+++ TASK DATA +++

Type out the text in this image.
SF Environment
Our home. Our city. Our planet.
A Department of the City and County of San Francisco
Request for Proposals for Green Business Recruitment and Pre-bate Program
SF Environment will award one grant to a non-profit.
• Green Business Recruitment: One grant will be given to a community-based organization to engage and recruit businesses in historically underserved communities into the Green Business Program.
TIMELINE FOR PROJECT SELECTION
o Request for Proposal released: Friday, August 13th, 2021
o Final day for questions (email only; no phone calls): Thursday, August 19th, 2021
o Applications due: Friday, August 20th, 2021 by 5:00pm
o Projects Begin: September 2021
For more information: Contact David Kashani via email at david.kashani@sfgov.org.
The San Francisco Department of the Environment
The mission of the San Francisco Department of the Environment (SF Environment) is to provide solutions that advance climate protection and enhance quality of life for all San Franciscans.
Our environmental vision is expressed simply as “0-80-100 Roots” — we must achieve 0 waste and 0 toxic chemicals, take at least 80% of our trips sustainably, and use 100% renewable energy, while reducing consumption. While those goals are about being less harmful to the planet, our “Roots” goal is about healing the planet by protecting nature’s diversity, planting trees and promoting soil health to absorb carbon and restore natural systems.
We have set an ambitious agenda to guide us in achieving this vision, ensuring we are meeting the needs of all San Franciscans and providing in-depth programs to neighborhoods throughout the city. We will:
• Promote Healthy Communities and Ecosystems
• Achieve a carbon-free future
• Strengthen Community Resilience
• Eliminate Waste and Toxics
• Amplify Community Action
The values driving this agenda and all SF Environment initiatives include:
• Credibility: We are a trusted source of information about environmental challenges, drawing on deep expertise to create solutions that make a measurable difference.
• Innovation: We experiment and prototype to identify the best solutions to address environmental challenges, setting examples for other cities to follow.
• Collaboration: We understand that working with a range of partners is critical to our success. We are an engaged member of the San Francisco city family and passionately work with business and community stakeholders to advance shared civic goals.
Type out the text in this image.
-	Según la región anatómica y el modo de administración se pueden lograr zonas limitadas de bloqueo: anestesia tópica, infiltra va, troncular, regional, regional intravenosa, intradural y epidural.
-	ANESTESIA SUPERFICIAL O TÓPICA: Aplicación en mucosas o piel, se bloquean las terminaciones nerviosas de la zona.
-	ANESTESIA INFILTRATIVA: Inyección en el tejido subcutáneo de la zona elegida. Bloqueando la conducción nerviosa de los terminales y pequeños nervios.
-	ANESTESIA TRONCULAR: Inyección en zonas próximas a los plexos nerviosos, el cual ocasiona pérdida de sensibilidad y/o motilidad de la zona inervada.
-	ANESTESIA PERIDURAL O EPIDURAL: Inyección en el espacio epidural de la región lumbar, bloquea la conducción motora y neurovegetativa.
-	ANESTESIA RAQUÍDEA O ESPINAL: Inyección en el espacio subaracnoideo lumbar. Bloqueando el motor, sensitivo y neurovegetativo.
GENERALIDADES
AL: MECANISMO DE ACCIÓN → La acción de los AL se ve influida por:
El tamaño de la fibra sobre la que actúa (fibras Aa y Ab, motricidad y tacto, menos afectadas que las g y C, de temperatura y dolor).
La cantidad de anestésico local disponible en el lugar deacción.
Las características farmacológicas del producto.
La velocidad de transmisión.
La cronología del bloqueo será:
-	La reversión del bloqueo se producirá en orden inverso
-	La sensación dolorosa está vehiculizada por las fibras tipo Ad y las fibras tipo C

+++
+++ TASK DATA +++

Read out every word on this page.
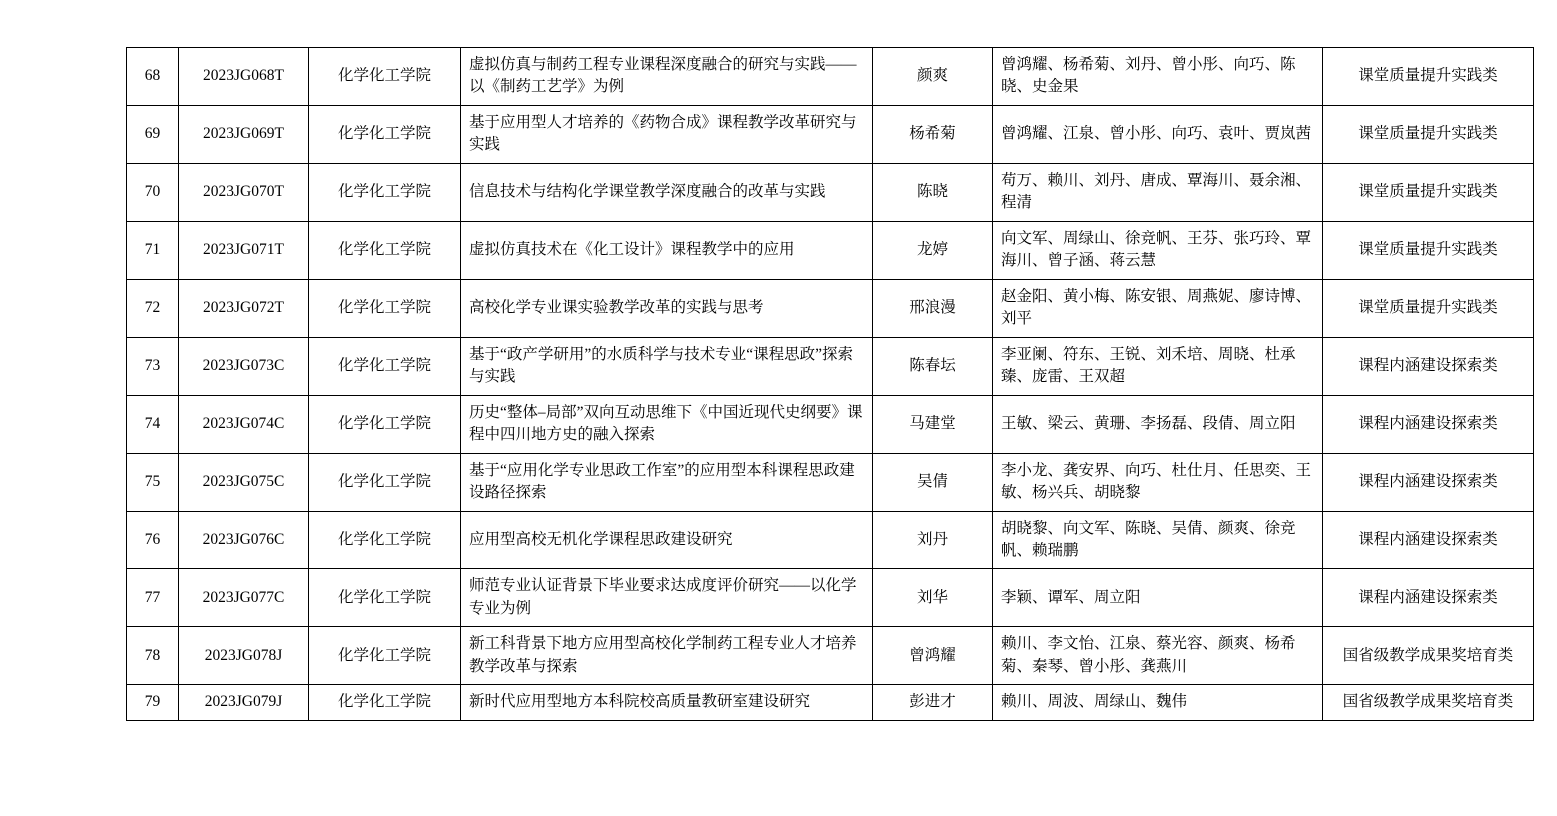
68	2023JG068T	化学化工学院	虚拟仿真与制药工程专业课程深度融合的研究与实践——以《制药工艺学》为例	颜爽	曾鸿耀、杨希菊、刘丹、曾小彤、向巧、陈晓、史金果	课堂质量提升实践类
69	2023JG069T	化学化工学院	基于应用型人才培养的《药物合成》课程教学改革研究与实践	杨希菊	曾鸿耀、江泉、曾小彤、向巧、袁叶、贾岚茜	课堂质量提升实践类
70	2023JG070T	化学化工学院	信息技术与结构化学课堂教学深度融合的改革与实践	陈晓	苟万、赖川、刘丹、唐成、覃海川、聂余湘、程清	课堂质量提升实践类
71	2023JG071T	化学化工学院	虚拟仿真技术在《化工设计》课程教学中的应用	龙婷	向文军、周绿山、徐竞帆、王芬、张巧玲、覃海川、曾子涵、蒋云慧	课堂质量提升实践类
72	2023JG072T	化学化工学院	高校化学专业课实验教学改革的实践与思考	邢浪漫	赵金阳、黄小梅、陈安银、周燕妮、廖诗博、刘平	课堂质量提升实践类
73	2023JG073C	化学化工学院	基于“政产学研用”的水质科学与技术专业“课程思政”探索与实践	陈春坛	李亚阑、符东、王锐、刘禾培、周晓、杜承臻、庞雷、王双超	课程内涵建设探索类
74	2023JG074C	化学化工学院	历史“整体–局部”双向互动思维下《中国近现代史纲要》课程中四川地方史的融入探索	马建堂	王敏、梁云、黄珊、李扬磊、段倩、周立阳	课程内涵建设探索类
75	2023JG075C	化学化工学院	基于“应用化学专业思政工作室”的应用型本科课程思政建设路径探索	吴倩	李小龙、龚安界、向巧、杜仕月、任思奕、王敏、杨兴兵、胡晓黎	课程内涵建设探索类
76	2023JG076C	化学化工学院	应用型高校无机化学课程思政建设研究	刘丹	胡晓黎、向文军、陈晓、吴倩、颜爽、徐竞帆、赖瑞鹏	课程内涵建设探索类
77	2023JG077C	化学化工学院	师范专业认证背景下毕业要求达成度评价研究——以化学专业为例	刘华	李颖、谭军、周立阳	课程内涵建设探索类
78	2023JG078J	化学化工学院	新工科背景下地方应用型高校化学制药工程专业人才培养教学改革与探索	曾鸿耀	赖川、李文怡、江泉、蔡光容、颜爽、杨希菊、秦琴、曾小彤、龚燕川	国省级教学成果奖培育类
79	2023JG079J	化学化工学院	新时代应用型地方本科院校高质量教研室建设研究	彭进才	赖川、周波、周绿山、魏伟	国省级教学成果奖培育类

+++
+++ TASK DATA +++

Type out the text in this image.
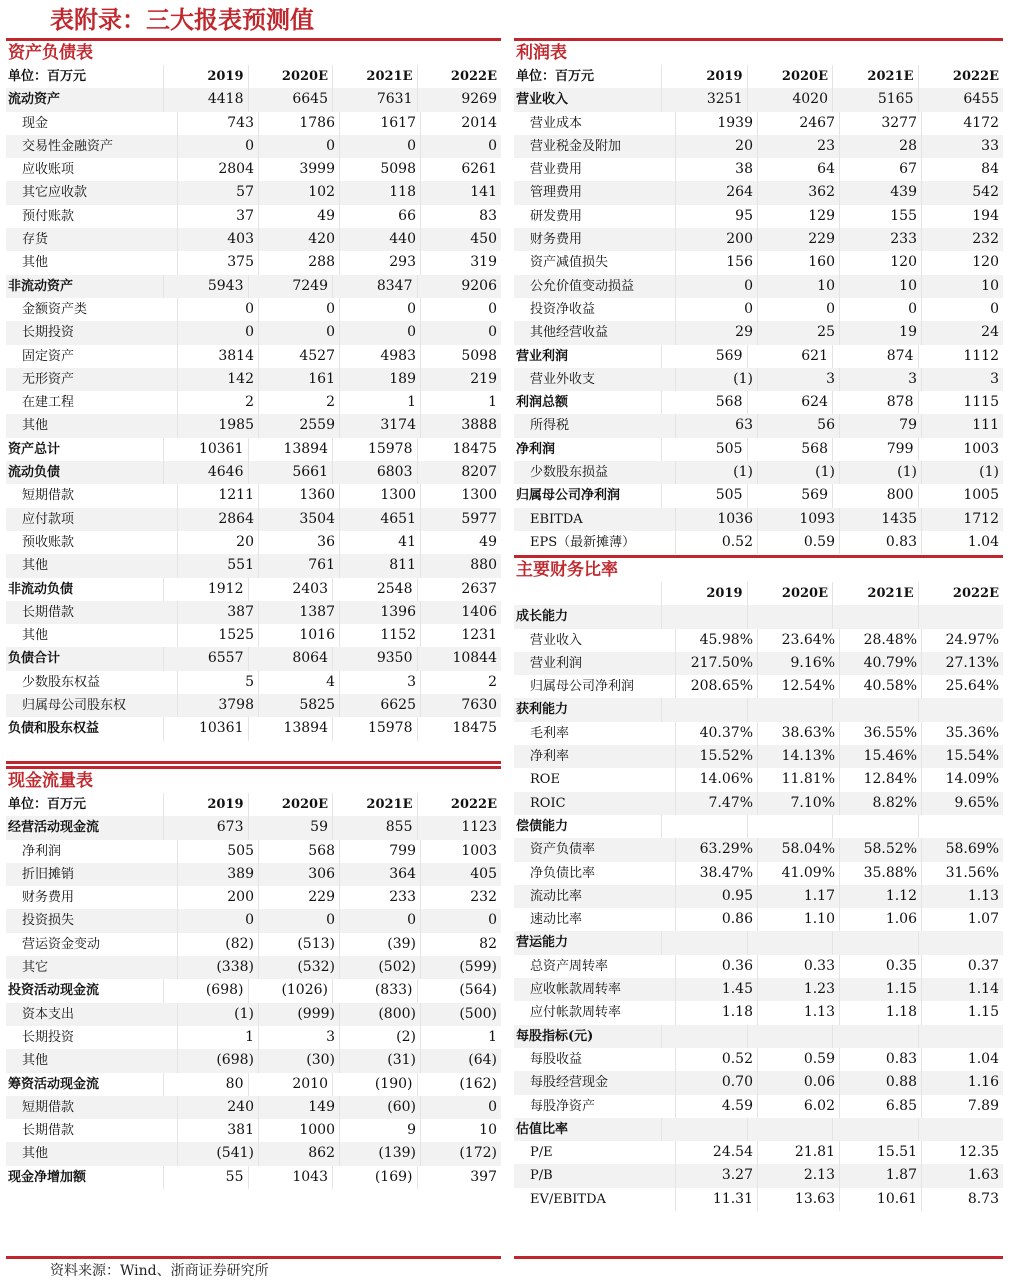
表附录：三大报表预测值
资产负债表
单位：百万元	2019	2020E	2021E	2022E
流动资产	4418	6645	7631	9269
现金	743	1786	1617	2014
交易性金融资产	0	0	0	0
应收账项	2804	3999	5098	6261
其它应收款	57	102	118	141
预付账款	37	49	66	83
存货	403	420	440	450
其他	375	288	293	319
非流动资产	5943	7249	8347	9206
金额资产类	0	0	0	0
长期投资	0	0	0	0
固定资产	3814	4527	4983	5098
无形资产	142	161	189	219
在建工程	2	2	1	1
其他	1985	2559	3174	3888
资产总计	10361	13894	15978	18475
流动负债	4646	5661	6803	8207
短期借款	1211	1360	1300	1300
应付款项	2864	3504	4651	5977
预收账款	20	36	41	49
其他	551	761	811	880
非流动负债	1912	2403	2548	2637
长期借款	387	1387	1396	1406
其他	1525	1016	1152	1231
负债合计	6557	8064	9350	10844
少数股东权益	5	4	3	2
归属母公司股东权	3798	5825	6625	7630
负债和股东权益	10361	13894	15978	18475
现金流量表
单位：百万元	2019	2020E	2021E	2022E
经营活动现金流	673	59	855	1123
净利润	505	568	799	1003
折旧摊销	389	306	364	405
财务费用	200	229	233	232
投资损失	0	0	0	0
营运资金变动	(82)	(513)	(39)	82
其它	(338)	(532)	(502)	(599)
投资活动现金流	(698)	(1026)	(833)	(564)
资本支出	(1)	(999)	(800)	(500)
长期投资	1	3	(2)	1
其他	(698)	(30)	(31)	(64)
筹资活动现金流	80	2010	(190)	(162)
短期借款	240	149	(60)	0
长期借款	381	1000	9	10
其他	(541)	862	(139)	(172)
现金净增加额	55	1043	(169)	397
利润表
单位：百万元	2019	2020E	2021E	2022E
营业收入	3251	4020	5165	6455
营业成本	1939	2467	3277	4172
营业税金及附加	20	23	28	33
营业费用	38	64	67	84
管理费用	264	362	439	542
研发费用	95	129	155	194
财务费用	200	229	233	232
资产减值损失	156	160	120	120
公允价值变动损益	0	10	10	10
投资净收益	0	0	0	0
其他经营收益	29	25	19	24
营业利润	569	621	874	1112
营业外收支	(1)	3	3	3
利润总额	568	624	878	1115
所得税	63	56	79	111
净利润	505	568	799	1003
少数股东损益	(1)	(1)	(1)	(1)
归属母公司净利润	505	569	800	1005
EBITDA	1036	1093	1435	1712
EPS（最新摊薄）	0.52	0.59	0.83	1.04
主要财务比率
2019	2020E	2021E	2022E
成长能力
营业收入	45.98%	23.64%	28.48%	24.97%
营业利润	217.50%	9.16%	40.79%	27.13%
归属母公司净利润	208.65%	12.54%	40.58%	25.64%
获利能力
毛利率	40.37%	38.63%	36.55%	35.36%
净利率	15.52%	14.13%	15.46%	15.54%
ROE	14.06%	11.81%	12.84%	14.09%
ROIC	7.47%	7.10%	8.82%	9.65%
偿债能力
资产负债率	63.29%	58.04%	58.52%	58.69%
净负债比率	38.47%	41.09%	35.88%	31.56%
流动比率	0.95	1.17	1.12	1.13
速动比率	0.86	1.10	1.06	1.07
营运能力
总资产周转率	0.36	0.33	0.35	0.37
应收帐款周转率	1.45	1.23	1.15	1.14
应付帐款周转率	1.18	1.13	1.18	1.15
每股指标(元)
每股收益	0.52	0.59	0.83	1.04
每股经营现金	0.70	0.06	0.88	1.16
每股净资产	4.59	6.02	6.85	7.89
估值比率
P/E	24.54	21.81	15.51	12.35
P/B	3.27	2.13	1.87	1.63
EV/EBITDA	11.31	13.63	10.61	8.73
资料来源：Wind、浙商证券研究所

+++

THE TASK.
Determine the number of lines in these entries that contain the word "营业利润", and write only that number.

RESPONSE.
2